=== Input data ===
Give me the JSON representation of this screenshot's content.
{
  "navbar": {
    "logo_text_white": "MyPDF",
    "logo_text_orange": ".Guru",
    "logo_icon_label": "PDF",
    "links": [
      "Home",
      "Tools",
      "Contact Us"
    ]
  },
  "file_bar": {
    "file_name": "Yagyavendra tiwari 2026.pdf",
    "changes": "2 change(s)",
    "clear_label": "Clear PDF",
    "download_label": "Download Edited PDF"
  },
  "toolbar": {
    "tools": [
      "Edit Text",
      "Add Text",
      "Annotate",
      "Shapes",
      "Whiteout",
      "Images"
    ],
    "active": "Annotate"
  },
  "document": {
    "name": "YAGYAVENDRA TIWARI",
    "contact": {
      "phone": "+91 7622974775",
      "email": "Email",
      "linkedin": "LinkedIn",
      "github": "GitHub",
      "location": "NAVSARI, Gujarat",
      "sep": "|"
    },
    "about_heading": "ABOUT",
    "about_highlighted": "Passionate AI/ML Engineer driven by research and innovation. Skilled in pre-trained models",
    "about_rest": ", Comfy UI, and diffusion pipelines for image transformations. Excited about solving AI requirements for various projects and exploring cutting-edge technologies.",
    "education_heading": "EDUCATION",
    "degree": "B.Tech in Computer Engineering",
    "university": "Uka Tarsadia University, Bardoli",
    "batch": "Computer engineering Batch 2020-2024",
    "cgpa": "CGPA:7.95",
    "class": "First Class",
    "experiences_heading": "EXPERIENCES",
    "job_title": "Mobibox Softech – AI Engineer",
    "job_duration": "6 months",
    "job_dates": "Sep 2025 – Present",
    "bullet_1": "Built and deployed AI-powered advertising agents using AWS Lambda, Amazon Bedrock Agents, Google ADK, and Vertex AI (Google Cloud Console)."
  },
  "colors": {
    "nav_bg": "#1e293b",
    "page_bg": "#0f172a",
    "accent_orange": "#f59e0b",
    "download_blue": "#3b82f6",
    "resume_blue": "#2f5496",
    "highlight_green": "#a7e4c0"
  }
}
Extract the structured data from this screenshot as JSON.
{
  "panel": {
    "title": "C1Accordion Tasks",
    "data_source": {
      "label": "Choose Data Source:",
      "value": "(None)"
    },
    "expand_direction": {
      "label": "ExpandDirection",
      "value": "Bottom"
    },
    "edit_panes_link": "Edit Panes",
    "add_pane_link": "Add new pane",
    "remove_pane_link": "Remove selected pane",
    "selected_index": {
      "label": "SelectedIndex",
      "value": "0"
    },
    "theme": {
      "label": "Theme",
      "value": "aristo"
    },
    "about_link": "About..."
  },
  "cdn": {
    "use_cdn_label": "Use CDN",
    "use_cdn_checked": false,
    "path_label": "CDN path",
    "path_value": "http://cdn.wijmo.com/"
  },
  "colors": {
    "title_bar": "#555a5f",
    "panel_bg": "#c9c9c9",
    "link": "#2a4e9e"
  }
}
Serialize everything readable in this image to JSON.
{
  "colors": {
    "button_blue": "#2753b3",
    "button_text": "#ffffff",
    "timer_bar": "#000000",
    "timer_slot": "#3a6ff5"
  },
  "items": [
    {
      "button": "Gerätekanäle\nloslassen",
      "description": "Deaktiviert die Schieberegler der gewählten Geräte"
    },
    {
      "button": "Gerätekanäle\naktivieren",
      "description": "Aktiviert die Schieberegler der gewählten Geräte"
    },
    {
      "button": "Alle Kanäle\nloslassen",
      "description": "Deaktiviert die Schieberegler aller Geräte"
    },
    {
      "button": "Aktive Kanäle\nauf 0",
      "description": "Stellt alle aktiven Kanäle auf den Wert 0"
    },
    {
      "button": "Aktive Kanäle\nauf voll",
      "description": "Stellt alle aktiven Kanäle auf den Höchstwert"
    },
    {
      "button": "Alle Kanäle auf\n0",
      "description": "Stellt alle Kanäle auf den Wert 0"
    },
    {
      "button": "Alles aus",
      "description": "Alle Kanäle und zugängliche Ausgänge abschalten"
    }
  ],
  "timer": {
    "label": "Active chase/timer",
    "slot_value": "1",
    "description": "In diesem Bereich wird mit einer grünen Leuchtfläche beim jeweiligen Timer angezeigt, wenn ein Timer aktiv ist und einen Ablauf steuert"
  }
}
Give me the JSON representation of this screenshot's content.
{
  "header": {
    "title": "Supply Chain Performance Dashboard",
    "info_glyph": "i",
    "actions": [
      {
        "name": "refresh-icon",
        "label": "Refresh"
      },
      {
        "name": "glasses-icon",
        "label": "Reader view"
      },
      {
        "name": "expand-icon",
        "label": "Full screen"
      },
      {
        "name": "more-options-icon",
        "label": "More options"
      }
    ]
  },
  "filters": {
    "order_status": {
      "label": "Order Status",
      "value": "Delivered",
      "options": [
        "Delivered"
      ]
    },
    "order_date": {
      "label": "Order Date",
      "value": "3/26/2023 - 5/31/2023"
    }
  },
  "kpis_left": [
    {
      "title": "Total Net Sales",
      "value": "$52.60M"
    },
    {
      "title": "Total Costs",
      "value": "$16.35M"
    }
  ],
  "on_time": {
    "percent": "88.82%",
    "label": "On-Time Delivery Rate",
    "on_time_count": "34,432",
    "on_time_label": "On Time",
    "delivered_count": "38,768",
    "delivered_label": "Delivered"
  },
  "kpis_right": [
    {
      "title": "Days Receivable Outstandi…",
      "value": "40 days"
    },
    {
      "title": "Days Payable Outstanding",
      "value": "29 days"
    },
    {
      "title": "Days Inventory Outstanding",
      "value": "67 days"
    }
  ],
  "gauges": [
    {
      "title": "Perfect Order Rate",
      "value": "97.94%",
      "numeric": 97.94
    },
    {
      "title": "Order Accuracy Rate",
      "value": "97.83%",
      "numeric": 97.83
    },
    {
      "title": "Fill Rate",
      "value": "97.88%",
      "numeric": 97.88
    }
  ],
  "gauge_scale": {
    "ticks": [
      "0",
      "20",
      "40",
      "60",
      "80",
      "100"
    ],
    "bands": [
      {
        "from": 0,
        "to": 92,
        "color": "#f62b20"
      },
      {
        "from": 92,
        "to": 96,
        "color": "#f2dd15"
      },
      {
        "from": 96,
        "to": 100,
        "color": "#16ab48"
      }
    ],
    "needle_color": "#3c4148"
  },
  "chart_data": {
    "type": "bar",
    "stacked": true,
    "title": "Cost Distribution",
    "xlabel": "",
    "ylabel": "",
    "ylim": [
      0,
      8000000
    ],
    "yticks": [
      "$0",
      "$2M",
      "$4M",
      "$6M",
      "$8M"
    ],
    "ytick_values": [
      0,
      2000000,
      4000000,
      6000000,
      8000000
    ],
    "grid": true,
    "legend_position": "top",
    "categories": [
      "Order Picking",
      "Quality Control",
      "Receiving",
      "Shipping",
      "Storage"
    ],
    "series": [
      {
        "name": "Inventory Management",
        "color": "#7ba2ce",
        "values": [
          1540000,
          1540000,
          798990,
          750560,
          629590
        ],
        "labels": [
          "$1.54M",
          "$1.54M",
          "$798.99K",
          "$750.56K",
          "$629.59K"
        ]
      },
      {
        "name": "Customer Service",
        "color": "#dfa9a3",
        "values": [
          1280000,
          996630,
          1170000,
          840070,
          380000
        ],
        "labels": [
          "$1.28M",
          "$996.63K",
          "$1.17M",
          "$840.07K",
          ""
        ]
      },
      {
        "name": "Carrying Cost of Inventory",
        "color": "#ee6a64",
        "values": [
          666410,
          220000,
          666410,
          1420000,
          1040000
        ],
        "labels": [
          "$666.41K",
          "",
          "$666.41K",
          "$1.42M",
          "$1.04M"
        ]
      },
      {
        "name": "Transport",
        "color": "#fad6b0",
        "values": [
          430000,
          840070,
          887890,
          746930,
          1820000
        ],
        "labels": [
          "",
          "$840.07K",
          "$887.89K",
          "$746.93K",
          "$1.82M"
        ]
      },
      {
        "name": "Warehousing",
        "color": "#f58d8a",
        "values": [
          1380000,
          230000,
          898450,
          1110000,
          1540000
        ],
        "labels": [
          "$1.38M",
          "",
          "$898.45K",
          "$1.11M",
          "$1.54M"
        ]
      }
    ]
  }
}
===
Read the entries and select each line where the word "nloslassen" is found.

      "button": "Gerätekanäle\nloslassen",
      "button": "Alle Kanäle\nloslassen",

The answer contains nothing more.